* start *

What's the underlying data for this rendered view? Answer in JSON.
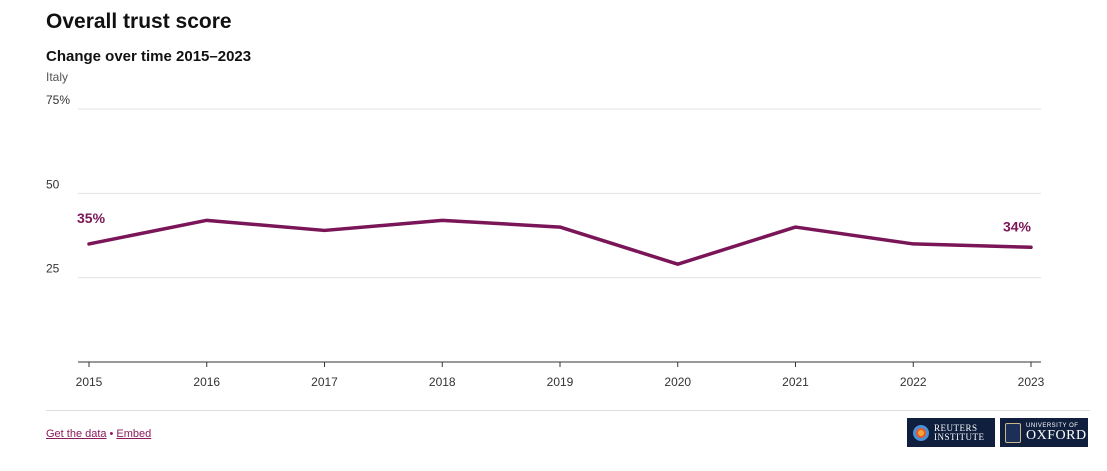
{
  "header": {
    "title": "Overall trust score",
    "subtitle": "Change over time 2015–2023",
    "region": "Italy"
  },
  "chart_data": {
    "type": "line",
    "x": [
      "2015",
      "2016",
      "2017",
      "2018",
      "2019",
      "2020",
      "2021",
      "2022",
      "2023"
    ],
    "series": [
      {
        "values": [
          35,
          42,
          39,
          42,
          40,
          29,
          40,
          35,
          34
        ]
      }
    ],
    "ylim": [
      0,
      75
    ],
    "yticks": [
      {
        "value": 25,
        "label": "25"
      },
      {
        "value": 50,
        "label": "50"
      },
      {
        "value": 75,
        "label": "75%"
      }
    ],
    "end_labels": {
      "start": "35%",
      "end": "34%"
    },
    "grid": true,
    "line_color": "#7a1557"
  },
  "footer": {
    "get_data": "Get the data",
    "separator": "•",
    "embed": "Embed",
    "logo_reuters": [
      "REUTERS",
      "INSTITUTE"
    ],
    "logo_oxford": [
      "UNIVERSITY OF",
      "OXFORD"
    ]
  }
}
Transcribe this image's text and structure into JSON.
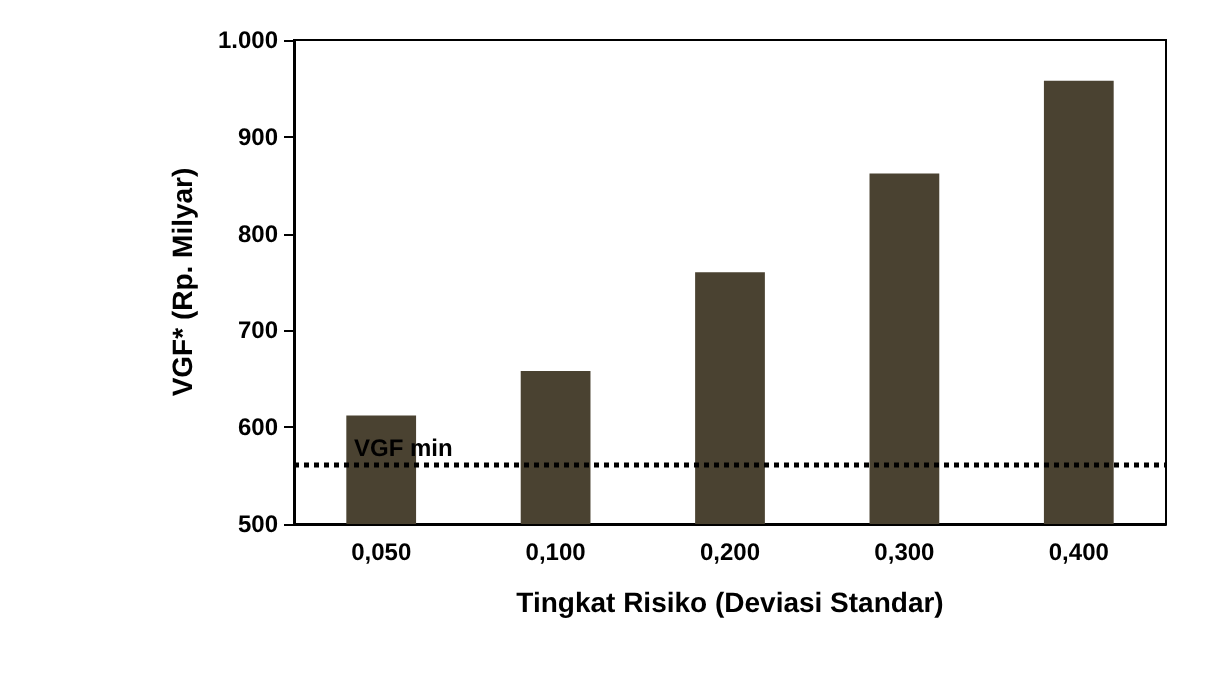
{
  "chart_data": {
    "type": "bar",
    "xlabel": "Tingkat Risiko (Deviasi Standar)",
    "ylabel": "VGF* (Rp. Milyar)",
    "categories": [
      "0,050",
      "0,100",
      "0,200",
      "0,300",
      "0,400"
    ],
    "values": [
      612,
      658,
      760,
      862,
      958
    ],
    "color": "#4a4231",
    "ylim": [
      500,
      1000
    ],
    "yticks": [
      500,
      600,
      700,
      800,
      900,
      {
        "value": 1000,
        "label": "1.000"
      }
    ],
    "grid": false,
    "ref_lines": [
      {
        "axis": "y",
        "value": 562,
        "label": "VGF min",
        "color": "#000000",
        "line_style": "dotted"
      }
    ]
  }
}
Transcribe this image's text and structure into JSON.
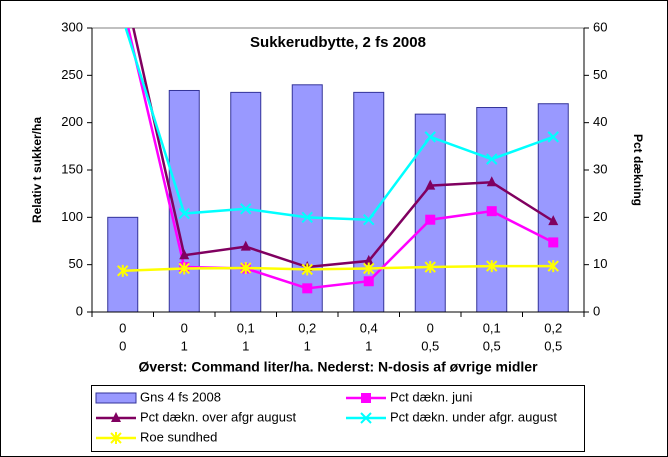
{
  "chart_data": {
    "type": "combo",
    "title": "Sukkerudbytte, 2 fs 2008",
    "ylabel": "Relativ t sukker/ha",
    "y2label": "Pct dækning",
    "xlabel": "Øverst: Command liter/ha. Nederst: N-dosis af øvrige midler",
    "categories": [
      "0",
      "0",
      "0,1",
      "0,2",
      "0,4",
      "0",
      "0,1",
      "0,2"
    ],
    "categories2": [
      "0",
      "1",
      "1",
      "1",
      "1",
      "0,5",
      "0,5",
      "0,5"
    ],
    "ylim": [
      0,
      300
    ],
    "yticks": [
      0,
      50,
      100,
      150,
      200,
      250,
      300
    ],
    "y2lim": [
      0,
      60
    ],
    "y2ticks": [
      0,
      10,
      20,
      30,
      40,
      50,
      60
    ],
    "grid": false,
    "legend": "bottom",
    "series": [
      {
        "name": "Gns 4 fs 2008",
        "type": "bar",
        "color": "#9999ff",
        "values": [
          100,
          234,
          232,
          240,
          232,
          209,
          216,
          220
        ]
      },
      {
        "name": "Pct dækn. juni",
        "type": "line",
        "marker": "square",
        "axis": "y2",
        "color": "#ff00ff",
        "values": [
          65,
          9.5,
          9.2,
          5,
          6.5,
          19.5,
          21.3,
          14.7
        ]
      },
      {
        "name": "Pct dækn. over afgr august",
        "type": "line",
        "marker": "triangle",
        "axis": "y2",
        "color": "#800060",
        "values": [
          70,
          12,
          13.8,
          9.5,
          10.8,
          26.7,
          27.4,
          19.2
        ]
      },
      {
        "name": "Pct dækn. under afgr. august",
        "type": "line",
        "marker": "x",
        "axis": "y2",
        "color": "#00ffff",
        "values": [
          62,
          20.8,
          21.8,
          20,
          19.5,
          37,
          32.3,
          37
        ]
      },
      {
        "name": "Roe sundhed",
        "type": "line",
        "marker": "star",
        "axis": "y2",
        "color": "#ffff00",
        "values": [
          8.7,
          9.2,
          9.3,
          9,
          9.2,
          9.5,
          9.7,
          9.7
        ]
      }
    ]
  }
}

* end *

• [What is asked]: What is the number of lines above that contain "name"? Answer with that number only.

• [Answer for this exercise]: 5